Count every line in the entries that follow where the word "deutschen" appears, then state only the total.
______
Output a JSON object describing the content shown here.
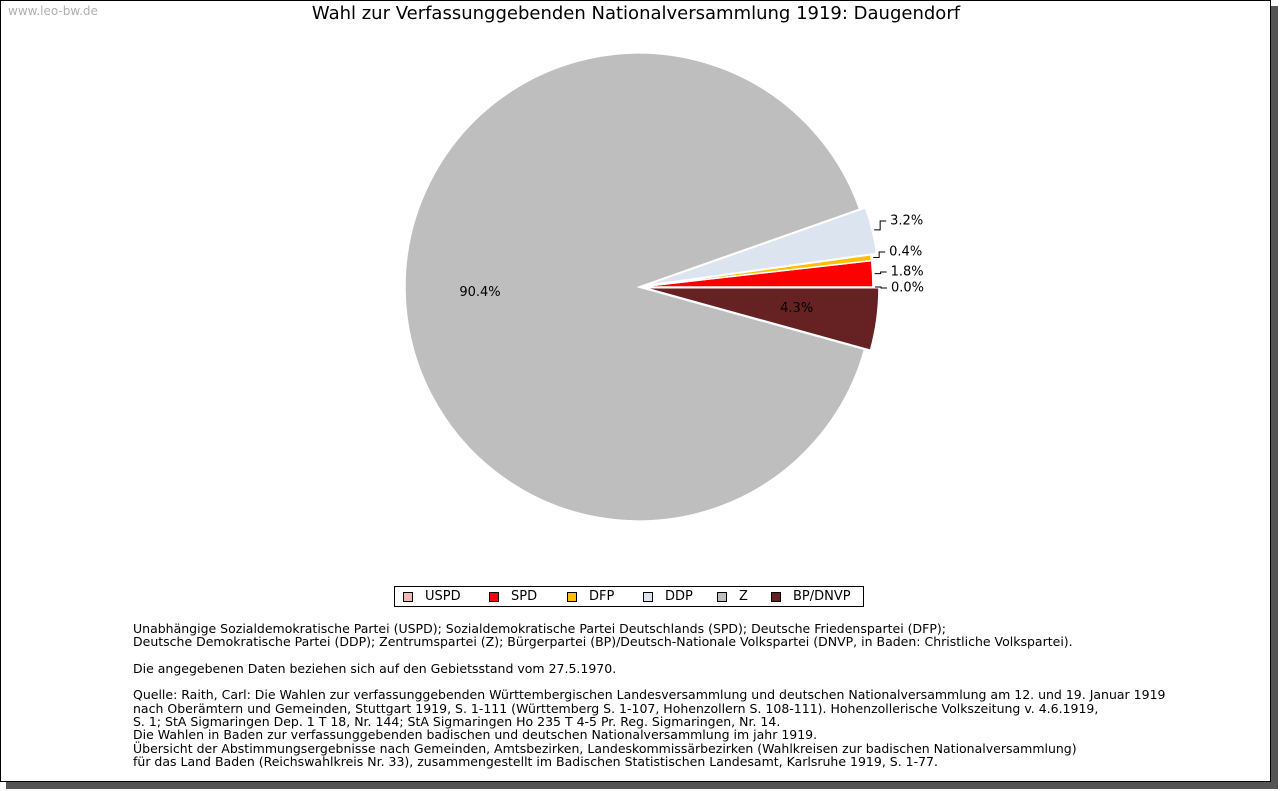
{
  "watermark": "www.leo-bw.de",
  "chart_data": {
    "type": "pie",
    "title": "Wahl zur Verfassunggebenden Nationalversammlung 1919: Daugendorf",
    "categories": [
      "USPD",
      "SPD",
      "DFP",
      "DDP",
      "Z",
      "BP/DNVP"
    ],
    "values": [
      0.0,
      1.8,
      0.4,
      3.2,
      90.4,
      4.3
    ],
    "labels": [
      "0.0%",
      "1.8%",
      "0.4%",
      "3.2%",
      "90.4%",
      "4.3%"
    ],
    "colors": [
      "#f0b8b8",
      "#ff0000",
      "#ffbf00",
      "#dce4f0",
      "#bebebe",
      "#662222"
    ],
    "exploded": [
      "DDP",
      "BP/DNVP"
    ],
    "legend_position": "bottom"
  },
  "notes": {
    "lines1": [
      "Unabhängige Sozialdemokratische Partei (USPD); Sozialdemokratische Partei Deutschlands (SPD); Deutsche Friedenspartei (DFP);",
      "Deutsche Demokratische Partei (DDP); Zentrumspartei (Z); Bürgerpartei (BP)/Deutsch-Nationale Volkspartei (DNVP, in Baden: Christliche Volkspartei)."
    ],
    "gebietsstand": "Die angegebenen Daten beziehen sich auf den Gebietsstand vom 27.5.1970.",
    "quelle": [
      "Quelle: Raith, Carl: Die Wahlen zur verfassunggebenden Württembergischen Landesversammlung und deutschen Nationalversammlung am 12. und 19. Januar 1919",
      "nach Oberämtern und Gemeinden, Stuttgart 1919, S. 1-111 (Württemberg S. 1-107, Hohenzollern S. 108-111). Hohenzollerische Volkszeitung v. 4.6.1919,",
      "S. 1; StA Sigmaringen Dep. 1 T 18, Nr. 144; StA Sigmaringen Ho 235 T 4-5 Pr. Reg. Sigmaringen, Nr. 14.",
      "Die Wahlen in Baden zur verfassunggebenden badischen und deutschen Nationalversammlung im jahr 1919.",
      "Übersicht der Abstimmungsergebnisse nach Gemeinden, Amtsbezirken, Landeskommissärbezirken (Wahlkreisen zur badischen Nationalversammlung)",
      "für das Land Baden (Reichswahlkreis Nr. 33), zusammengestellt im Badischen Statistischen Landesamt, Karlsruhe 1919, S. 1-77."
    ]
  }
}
______
**FULL OUTPUT**
2